GOAL OF THE EXERCISE :: Pick out each line of the records that includes the string "name", and copy it.
============================================================
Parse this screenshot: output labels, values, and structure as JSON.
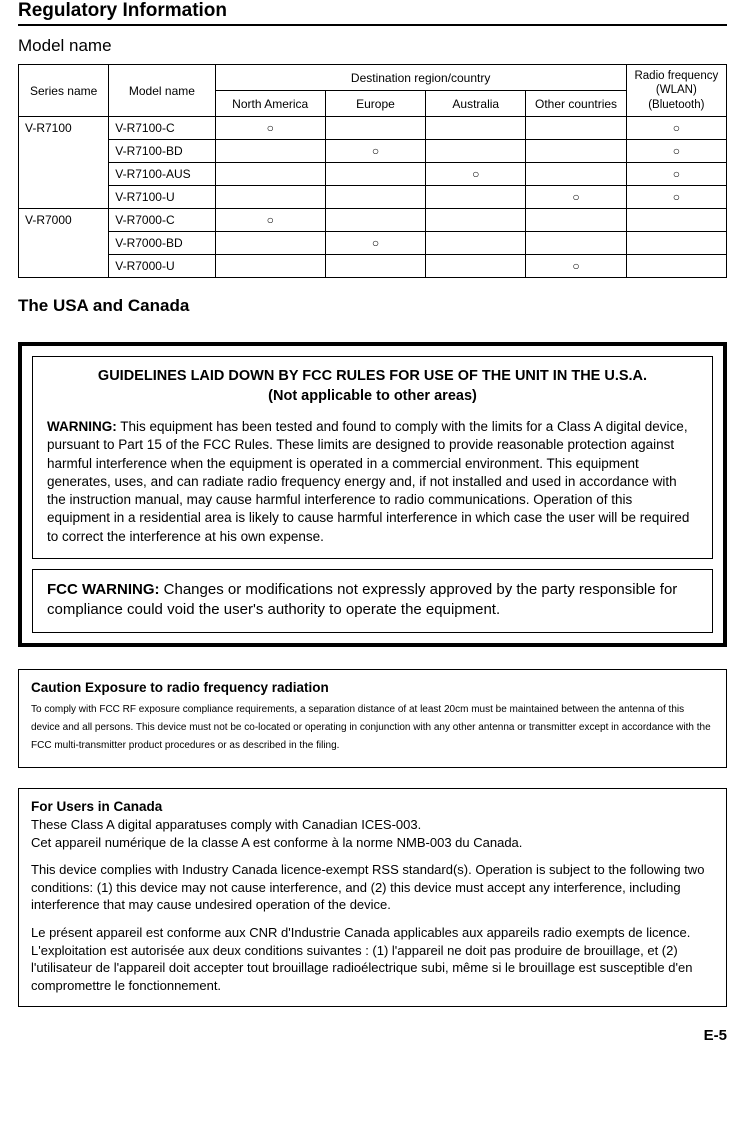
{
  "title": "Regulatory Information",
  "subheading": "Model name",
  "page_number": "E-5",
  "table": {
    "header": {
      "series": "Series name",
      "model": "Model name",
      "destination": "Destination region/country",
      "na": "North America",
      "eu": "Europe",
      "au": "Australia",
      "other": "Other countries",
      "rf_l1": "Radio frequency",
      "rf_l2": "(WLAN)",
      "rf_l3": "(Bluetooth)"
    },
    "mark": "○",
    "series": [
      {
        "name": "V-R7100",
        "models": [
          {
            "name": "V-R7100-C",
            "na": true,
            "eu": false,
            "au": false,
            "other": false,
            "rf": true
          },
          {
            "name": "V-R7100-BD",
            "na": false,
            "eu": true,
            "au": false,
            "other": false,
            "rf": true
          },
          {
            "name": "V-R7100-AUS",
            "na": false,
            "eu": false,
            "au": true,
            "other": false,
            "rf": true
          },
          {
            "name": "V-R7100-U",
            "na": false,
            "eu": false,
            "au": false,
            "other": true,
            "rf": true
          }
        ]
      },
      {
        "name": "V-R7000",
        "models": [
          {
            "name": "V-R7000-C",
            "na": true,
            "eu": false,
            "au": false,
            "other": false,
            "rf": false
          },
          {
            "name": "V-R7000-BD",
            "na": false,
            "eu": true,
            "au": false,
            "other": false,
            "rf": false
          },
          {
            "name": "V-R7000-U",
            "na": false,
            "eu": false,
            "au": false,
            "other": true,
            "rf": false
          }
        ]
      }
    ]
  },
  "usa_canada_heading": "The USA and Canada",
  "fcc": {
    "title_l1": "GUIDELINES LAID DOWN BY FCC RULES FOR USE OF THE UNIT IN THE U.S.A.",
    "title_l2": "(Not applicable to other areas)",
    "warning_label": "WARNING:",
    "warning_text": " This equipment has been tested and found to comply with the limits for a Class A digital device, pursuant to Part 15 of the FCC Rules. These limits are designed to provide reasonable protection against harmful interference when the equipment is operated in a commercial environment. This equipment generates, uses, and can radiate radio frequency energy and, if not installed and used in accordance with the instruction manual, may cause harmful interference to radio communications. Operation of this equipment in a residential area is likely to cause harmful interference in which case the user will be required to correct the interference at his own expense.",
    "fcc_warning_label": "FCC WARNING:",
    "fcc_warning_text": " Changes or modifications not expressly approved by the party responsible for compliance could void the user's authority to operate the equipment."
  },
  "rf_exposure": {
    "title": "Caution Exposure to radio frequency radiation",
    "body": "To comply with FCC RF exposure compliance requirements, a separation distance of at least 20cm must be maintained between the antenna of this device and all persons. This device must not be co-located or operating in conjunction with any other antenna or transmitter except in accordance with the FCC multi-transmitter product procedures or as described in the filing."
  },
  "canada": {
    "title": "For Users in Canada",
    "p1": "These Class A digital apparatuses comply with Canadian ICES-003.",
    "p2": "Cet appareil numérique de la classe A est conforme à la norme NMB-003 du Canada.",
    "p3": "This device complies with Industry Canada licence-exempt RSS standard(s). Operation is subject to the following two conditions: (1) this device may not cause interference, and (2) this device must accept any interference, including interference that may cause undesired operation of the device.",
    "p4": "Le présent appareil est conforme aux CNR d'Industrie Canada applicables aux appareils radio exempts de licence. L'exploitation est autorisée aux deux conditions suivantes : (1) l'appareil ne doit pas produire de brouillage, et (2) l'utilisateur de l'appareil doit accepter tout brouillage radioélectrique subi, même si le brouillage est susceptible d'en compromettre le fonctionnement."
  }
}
============================================================
THE COMPLETED TASK ::
  "subheading": "Model name",
      "series": "Series name",
      "model": "Model name",
        "name": "V-R7100",
            "name": "V-R7100-C",
            "name": "V-R7100-BD",
            "name": "V-R7100-AUS",
            "name": "V-R7100-U",
        "name": "V-R7000",
            "name": "V-R7000-C",
            "name": "V-R7000-BD",
            "name": "V-R7000-U",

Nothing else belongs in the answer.